## THE TASK
Gather every line below where "name" appears.

## EXERCISE DATA
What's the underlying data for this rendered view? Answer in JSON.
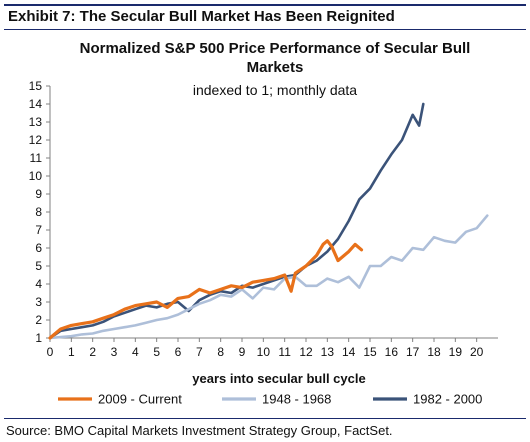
{
  "header": {
    "exhibit_title": "Exhibit 7: The Secular Bull Market Has Been Reignited"
  },
  "footer": {
    "source": "Source: BMO Capital Markets Investment Strategy Group, FactSet."
  },
  "colors": {
    "border": "#1a2a6c",
    "axis": "#808080"
  },
  "chart_data": {
    "type": "line",
    "title_line1": "Normalized S&P 500 Price Performance of  Secular Bull",
    "title_line2": "Markets",
    "subtitle": "indexed to 1; monthly data",
    "xlabel": "years into secular bull cycle",
    "ylabel": "",
    "xlim": [
      0,
      21
    ],
    "ylim": [
      1,
      15
    ],
    "xticks": [
      0,
      1,
      2,
      3,
      4,
      5,
      6,
      7,
      8,
      9,
      10,
      11,
      12,
      13,
      14,
      15,
      16,
      17,
      18,
      19,
      20
    ],
    "yticks": [
      1,
      2,
      3,
      4,
      5,
      6,
      7,
      8,
      9,
      10,
      11,
      12,
      13,
      14,
      15
    ],
    "grid": false,
    "legend_position": "bottom",
    "series": [
      {
        "name": "2009 - Current",
        "color": "#e8711a",
        "x": [
          0,
          0.5,
          1,
          1.5,
          2,
          2.5,
          3,
          3.5,
          4,
          4.5,
          5,
          5.5,
          6,
          6.5,
          7,
          7.5,
          8,
          8.5,
          9,
          9.5,
          10,
          10.5,
          11,
          11.3,
          11.5,
          12,
          12.5,
          12.8,
          13,
          13.2,
          13.5,
          14,
          14.3,
          14.6
        ],
        "y": [
          1.0,
          1.5,
          1.7,
          1.8,
          1.9,
          2.1,
          2.3,
          2.6,
          2.8,
          2.9,
          3.0,
          2.7,
          3.2,
          3.3,
          3.7,
          3.5,
          3.7,
          3.9,
          3.8,
          4.1,
          4.2,
          4.3,
          4.5,
          3.6,
          4.6,
          5.0,
          5.6,
          6.2,
          6.4,
          6.1,
          5.3,
          5.8,
          6.2,
          5.9
        ]
      },
      {
        "name": "1948 - 1968",
        "color": "#aebfd9",
        "x": [
          0,
          0.5,
          1,
          1.5,
          2,
          2.5,
          3,
          3.5,
          4,
          4.5,
          5,
          5.5,
          6,
          6.5,
          7,
          7.5,
          8,
          8.5,
          9,
          9.5,
          10,
          10.5,
          11,
          11.5,
          12,
          12.5,
          13,
          13.5,
          14,
          14.5,
          15,
          15.5,
          16,
          16.5,
          17,
          17.5,
          18,
          18.5,
          19,
          19.5,
          20,
          20.5
        ],
        "y": [
          1.0,
          1.05,
          1.1,
          1.2,
          1.25,
          1.4,
          1.5,
          1.6,
          1.7,
          1.85,
          2.0,
          2.1,
          2.3,
          2.6,
          2.9,
          3.1,
          3.4,
          3.3,
          3.7,
          3.2,
          3.8,
          3.7,
          4.3,
          4.4,
          3.9,
          3.9,
          4.3,
          4.1,
          4.4,
          3.8,
          5.0,
          5.0,
          5.5,
          5.3,
          6.0,
          5.9,
          6.6,
          6.4,
          6.3,
          6.9,
          7.1,
          7.8
        ]
      },
      {
        "name": "1982 - 2000",
        "color": "#3b5379",
        "x": [
          0,
          0.5,
          1,
          1.5,
          2,
          2.5,
          3,
          3.5,
          4,
          4.5,
          5,
          5.5,
          6,
          6.5,
          7,
          7.5,
          8,
          8.5,
          9,
          9.5,
          10,
          10.5,
          11,
          11.5,
          12,
          12.5,
          13,
          13.5,
          14,
          14.5,
          15,
          15.5,
          16,
          16.5,
          17,
          17.3,
          17.5
        ],
        "y": [
          1.0,
          1.4,
          1.5,
          1.6,
          1.7,
          1.9,
          2.2,
          2.4,
          2.6,
          2.8,
          2.7,
          2.9,
          3.0,
          2.5,
          3.1,
          3.4,
          3.6,
          3.5,
          3.9,
          3.8,
          4.0,
          4.2,
          4.4,
          4.5,
          5.0,
          5.3,
          5.8,
          6.5,
          7.5,
          8.7,
          9.3,
          10.3,
          11.2,
          12.0,
          13.4,
          12.8,
          14.0
        ]
      }
    ]
  }
}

## RESULT
        "name": "2009 - Current",
        "name": "1948 - 1968",
        "name": "1982 - 2000",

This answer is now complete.